# Work instructions
Read the records below and copy each line that contains "trendejä".
━━ Material supplied
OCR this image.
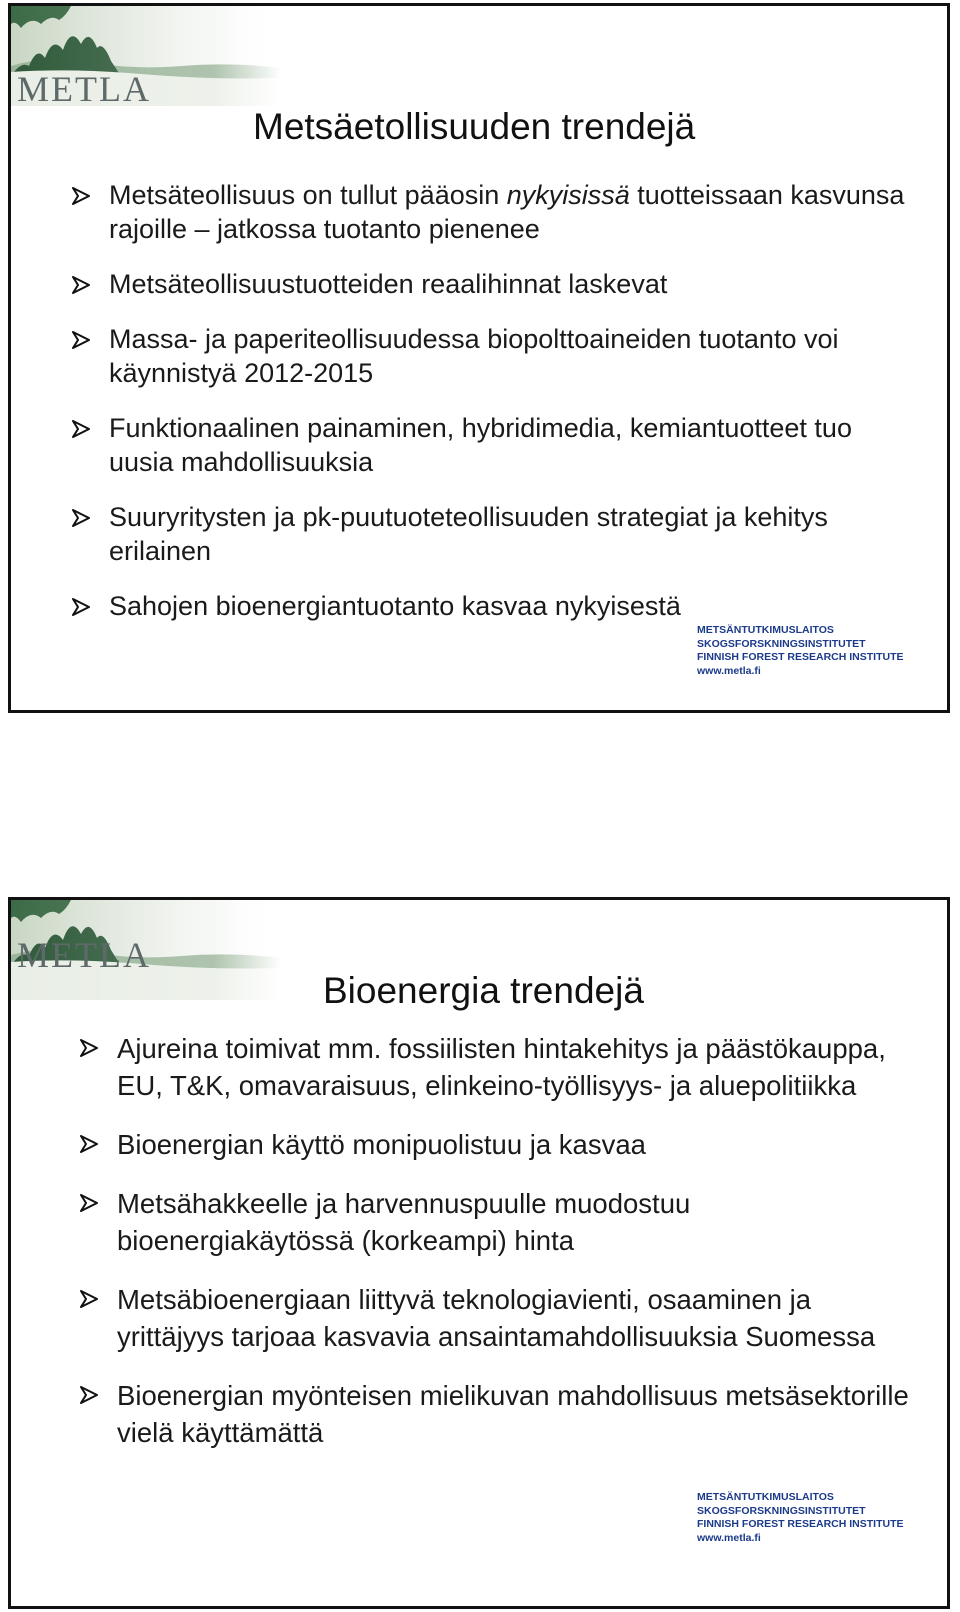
METLA
Metsäetollisuuden trendejä
Metsäteollisuus on tullut pääosin nykyisissä tuotteissaan kasvunsa rajoille – jatkossa tuotanto pienenee
Metsäteollisuustuotteiden reaalihinnat laskevat
Massa- ja paperiteollisuudessa biopolttoaineiden tuotanto voi käynnistyä 2012-2015
Funktionaalinen painaminen, hybridimedia, kemiantuotteet tuo uusia mahdollisuuksia
Suuryritysten ja pk-puutuoteteollisuuden strategiat ja kehitys erilainen
Sahojen bioenergiantuotanto kasvaa nykyisestä
METSÄNTUTKIMUSLAITOS
SKOGSFORSKNINGSINSTITUTET
FINNISH FOREST RESEARCH INSTITUTE
www.metla.fi
METLA
Bioenergia trendejä
Ajureina toimivat mm. fossiilisten hintakehitys ja päästökauppa, EU, T&K, omavaraisuus, elinkeino-työllisyys- ja aluepolitiikka
Bioenergian käyttö monipuolistuu ja kasvaa
Metsähakkeelle ja harvennuspuulle muodostuu bioenergiakäytössä (korkeampi) hinta
Metsäbioenergiaan liittyvä teknologiavienti, osaaminen ja yrittäjyys tarjoaa kasvavia ansaintamahdollisuuksia Suomessa
Bioenergian myönteisen mielikuvan mahdollisuus metsäsektorille vielä käyttämättä
METSÄNTUTKIMUSLAITOS
SKOGSFORSKNINGSINSTITUTET
FINNISH FOREST RESEARCH INSTITUTE
www.metla.fi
━━━━
# Response below
Metsäetollisuuden trendejä
Bioenergia trendejä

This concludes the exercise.